• **Selected excerpt**:

::::::::::

Over the years I have had several customers purchase for an office for small Christmas gifts.   The nicest part is that I usually hear from a few.  Selling 30-35 bars to one person is a good way to get your name out because there will be lots of people who use your soap.


----------



## John Harris (Dec 13, 2021)

The Efficacious Gentleman said:


> Again, as to pricing - let's say that you made 1/4 of that 380, based on 2 x costs = wholesale, 2 x wholesale = retail = 95. Take from that the 60 paid to the three people, leaves you with 35 as pay for the day


Guess I won't quit my day job!


----------



## The Efficacious Gentleman (Dec 13, 2021)

Vicki C said:


> That’s great John! It’s $380 that you wouldn’t have had, and it is so much fun to see people be happy with your soap. You may decide to up your prices, but I appreciate your excitement! You must have terrific soap. Those customers will all be back.


I mean, he could have also not made so much soap and not spent the money on ingredients and the stand at the fair and saved the 380 to start with! But then I am one of those who think that if you're making too much soap to be able to use or reasonably give away, you can just make less soap instead of selling off soaps that you didn't make to sell


----------



## Cat&Oak (Dec 13, 2021)

::::::::::

• **Given entries**:

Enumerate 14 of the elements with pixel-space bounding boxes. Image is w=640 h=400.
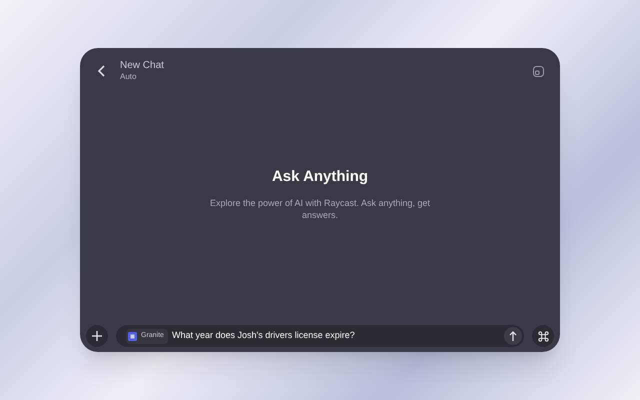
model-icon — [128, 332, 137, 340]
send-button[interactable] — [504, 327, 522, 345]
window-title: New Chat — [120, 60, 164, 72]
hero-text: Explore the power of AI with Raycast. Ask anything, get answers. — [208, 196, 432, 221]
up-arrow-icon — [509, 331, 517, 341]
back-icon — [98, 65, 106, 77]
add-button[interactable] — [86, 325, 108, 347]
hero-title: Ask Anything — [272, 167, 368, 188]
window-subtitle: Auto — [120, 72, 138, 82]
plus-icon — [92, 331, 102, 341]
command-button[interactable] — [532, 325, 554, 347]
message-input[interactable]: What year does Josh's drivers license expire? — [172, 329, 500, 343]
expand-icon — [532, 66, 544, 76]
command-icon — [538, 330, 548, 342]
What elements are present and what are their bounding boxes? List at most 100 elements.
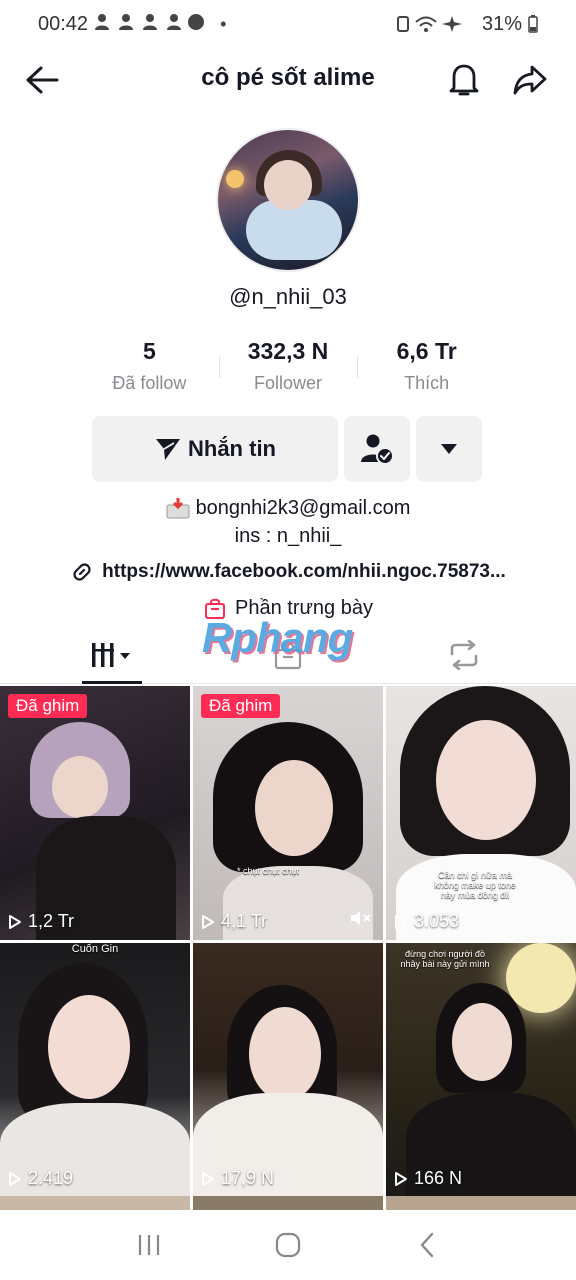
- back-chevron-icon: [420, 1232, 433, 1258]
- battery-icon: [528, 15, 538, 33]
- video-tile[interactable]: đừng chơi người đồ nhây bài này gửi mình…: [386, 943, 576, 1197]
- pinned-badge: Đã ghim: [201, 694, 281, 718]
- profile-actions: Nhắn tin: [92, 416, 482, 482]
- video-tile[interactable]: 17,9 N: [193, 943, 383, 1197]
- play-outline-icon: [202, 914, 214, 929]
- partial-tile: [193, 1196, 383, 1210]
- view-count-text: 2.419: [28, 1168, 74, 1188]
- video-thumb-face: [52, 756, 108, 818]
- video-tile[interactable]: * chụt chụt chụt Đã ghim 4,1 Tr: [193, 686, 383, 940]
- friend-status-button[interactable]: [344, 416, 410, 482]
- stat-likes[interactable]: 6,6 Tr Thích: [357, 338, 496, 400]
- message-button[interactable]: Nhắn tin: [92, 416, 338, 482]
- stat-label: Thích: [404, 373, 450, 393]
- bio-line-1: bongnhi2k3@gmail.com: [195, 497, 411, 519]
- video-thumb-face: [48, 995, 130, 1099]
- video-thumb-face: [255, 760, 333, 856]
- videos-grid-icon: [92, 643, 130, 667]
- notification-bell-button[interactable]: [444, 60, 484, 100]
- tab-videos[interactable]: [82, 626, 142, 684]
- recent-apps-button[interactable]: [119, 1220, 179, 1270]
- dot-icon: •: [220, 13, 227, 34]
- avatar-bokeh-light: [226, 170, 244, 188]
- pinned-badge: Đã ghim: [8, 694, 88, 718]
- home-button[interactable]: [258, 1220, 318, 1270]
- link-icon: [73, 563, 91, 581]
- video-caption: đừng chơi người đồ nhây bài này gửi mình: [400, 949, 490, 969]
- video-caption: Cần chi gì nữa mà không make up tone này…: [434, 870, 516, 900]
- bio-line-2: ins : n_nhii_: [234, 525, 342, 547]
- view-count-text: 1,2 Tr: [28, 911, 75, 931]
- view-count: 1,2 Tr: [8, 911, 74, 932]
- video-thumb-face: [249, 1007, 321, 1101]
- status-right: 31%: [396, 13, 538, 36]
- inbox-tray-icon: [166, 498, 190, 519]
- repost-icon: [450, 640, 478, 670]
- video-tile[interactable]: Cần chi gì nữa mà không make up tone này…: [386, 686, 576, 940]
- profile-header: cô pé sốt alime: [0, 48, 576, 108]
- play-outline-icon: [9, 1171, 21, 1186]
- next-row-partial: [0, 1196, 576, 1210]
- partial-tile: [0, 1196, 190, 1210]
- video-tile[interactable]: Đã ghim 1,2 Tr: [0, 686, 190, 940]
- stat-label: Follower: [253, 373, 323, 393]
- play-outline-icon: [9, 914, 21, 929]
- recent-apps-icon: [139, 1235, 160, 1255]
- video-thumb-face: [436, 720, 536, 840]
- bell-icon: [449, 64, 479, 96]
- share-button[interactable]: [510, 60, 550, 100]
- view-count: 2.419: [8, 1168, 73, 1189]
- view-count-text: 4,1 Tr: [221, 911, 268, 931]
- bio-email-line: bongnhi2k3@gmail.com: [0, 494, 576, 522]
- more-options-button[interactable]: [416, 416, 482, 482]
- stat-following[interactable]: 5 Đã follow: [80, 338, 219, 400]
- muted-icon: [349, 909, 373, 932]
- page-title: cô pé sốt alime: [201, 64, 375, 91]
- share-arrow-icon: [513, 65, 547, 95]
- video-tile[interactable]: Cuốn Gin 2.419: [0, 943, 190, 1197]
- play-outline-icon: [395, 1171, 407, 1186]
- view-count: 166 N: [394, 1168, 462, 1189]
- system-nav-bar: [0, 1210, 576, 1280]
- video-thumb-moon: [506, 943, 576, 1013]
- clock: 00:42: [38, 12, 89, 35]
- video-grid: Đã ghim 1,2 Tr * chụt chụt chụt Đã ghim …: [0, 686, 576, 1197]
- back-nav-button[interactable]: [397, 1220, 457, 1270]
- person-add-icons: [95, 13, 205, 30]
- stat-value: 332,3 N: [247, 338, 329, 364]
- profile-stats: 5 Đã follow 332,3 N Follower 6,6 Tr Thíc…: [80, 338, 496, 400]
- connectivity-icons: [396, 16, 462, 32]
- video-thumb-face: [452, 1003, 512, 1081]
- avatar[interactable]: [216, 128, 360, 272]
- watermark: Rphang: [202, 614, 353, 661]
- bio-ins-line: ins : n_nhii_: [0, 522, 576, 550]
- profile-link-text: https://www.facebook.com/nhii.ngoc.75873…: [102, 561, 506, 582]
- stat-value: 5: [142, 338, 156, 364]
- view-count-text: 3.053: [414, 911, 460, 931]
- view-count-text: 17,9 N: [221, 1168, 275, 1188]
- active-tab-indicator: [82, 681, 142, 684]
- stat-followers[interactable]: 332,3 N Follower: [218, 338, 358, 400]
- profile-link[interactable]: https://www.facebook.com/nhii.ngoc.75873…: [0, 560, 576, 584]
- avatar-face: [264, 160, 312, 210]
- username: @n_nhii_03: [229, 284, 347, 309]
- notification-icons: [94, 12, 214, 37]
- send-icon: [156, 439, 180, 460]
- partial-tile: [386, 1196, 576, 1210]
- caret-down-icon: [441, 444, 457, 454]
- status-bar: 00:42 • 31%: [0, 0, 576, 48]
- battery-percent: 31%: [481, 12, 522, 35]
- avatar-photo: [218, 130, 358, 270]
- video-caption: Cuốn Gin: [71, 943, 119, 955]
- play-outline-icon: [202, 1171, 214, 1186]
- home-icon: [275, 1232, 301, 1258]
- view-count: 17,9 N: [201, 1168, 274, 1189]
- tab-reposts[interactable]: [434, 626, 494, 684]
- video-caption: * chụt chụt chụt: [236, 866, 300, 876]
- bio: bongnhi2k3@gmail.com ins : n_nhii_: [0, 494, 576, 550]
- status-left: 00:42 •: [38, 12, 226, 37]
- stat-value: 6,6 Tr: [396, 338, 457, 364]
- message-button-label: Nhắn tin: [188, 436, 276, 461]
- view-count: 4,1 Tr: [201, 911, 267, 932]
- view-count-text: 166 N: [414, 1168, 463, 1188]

::::::::::

• **Objective 1**:
Edit the soap-pricing thread between "## John Harris" and "my day job!", inclusive, changing "day job" to "regular job".
• **Objective 2**:
In the soap-pricing thread, what amount does The Efficacious Gentleman say is left as pay for the day?
The rows are separate material from the soap-pricing thread.

• **Correct result 1**:
## John Harris (Dec 13, 2021)

The Efficacious Gentleman said:


> Again, as to pricing - let's say that you made 1/4 of that 380, based on 2 x costs = wholesale, 2 x wholesale = retail = 95. Take from that the 60 paid to the three people, leaves you with 35 as pay for the day


Guess I won't quit my regular job!

• **Correct result 2**:
35